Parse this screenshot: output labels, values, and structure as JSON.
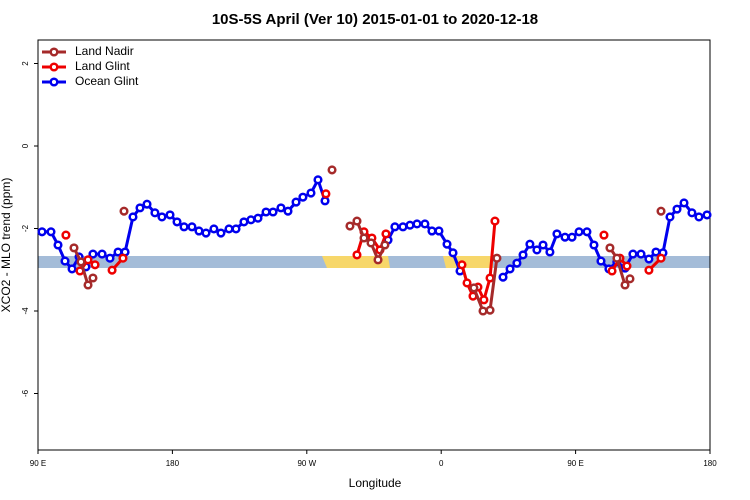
{
  "chart_data": {
    "type": "line",
    "title": "10S-5S April (Ver 10)   2015-01-01 to 2020-12-18",
    "x_label": "Longitude",
    "y_label": "XCO2 - MLO trend (ppm)",
    "xlim": [
      90,
      540
    ],
    "ylim": [
      -7.37,
      2.57
    ],
    "xticks": [
      {
        "value": 90,
        "label": "90 E"
      },
      180,
      {
        "value": 270,
        "label": "90 W"
      },
      {
        "value": 360,
        "label": "0"
      },
      {
        "value": 450,
        "label": "90 E"
      },
      {
        "value": 540,
        "label": "180"
      }
    ],
    "yticks": [
      -6,
      -4,
      -2,
      0,
      2
    ],
    "legend": "top-left",
    "series": [
      {
        "name": "Land Nadir",
        "color": "#a52a2a",
        "x": [
          114.1,
          118.8,
          123.5,
          126.8,
          null,
          147.6,
          null,
          286.9,
          null,
          298.9,
          303.6,
          308.3,
          313.0,
          317.7,
          322.3,
          null,
          381.9,
          388.0,
          392.7,
          397.3,
          null,
          473.0,
          477.7,
          483.1,
          486.4,
          null,
          507.2
        ],
        "values": [
          -2.47,
          -2.81,
          -3.37,
          -3.2,
          null,
          -1.58,
          null,
          -0.58,
          null,
          -1.94,
          -1.82,
          -2.23,
          -2.35,
          -2.76,
          -2.4,
          null,
          -3.44,
          -4.0,
          -3.98,
          -2.72,
          null,
          -2.47,
          -2.72,
          -3.37,
          -3.22,
          null,
          -1.58
        ]
      },
      {
        "name": "Land Glint",
        "color": "#ee0000",
        "x": [
          108.7,
          null,
          118.1,
          123.5,
          128.2,
          null,
          139.6,
          146.9,
          null,
          282.8,
          null,
          303.6,
          308.3,
          313.6,
          319.0,
          323.0,
          null,
          373.9,
          377.3,
          381.3,
          384.6,
          388.6,
          392.7,
          396.0,
          null,
          469.0,
          null,
          474.4,
          479.7,
          484.4,
          null,
          499.1,
          507.2
        ],
        "values": [
          -2.16,
          null,
          -3.03,
          -2.76,
          -2.88,
          null,
          -3.01,
          -2.72,
          null,
          -1.16,
          null,
          -2.64,
          -2.08,
          -2.23,
          -2.52,
          -2.13,
          null,
          -2.88,
          -3.32,
          -3.64,
          -3.42,
          -3.73,
          -3.2,
          -1.82,
          null,
          -2.16,
          null,
          -3.03,
          -2.72,
          -2.91,
          null,
          -3.01,
          -2.72
        ]
      },
      {
        "name": "Ocean Glint",
        "color": "#0000ee",
        "x": [
          92.7,
          98.7,
          103.4,
          108.1,
          112.8,
          117.5,
          122.1,
          126.8,
          132.9,
          138.2,
          143.6,
          148.3,
          153.6,
          158.3,
          163.0,
          168.3,
          173.0,
          178.4,
          183.1,
          187.8,
          193.1,
          197.8,
          202.5,
          207.8,
          212.5,
          217.9,
          222.6,
          227.9,
          232.6,
          237.3,
          242.7,
          247.4,
          252.7,
          257.4,
          262.8,
          267.4,
          272.8,
          277.5,
          282.2,
          null,
          324.4,
          329.0,
          334.4,
          339.1,
          343.8,
          349.1,
          353.8,
          358.5,
          363.9,
          367.9,
          372.6,
          null,
          401.4,
          406.1,
          410.7,
          414.8,
          419.4,
          424.1,
          428.2,
          432.8,
          437.5,
          442.9,
          447.6,
          452.3,
          457.6,
          462.3,
          467.0,
          472.3,
          477.6,
          483.1,
          488.4,
          493.8,
          499.1,
          503.8,
          508.5,
          513.2,
          517.9,
          522.6,
          527.9,
          532.6,
          538.0
        ],
        "values": [
          -2.08,
          -2.08,
          -2.4,
          -2.79,
          -2.98,
          -2.69,
          -2.93,
          -2.62,
          -2.62,
          -2.72,
          -2.57,
          -2.57,
          -1.72,
          -1.5,
          -1.41,
          -1.62,
          -1.72,
          -1.67,
          -1.84,
          -1.96,
          -1.96,
          -2.06,
          -2.11,
          -2.01,
          -2.11,
          -2.01,
          -2.01,
          -1.84,
          -1.79,
          -1.75,
          -1.6,
          -1.6,
          -1.5,
          -1.58,
          -1.36,
          -1.24,
          -1.14,
          -0.82,
          -1.33,
          null,
          -2.28,
          -1.96,
          -1.96,
          -1.92,
          -1.89,
          -1.89,
          -2.06,
          -2.06,
          -2.38,
          -2.59,
          -3.03,
          null,
          -3.18,
          -2.98,
          -2.84,
          -2.64,
          -2.38,
          -2.52,
          -2.4,
          -2.57,
          -2.13,
          -2.21,
          -2.21,
          -2.08,
          -2.08,
          -2.4,
          -2.79,
          -2.98,
          -2.81,
          -2.96,
          -2.62,
          -2.62,
          -2.74,
          -2.57,
          -2.59,
          -1.72,
          -1.53,
          -1.38,
          -1.62,
          -1.72,
          -1.67
        ]
      }
    ]
  }
}
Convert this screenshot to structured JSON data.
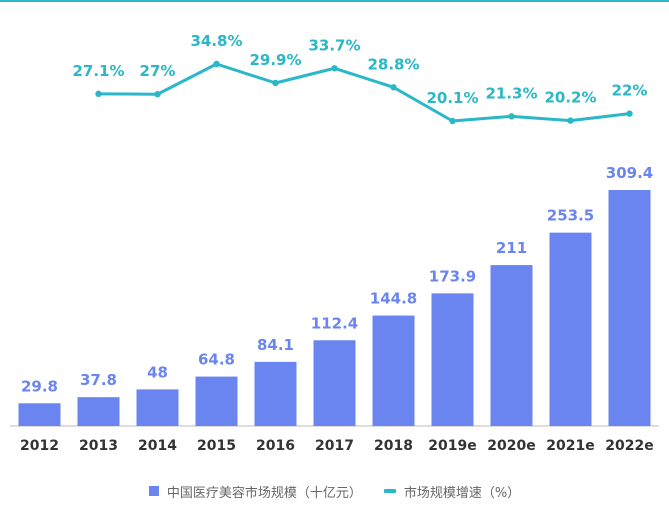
{
  "colors": {
    "bar": "#6b85f0",
    "line": "#2ab7c8",
    "axis": "#bdbdbd"
  },
  "chart_data": {
    "type": "bar",
    "categories": [
      "2012",
      "2013",
      "2014",
      "2015",
      "2016",
      "2017",
      "2018",
      "2019e",
      "2020e",
      "2021e",
      "2022e"
    ],
    "series": [
      {
        "name": "中国医疗美容市场规模（十亿元）",
        "type": "bar",
        "values": [
          29.8,
          37.8,
          48,
          64.8,
          84.1,
          112.4,
          144.8,
          173.9,
          211,
          253.5,
          309.4
        ],
        "labels": [
          "29.8",
          "37.8",
          "48",
          "64.8",
          "84.1",
          "112.4",
          "144.8",
          "173.9",
          "211",
          "253.5",
          "309.4"
        ]
      },
      {
        "name": "市场规模增速（%）",
        "type": "line",
        "values": [
          null,
          27.1,
          27,
          34.8,
          29.9,
          33.7,
          28.8,
          20.1,
          21.3,
          20.2,
          22
        ],
        "labels": [
          null,
          "27.1%",
          "27%",
          "34.8%",
          "29.9%",
          "33.7%",
          "28.8%",
          "20.1%",
          "21.3%",
          "20.2%",
          "22%"
        ]
      }
    ],
    "legend_position": "bottom",
    "grid": false
  }
}
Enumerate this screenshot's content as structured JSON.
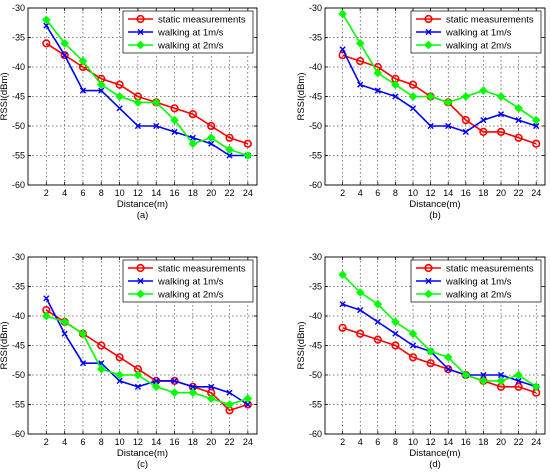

◆ ◆ ◆ ◆ ◆

### PROMPT
Using the listing above, pick out each line that contains the word "JSON", then copy it.

### OUTPUT
Parse this screenshot: output labels, values, and structure as JSON.
Convert this screenshot to structured JSON data.
Enumerate this screenshot's content as structured JSON.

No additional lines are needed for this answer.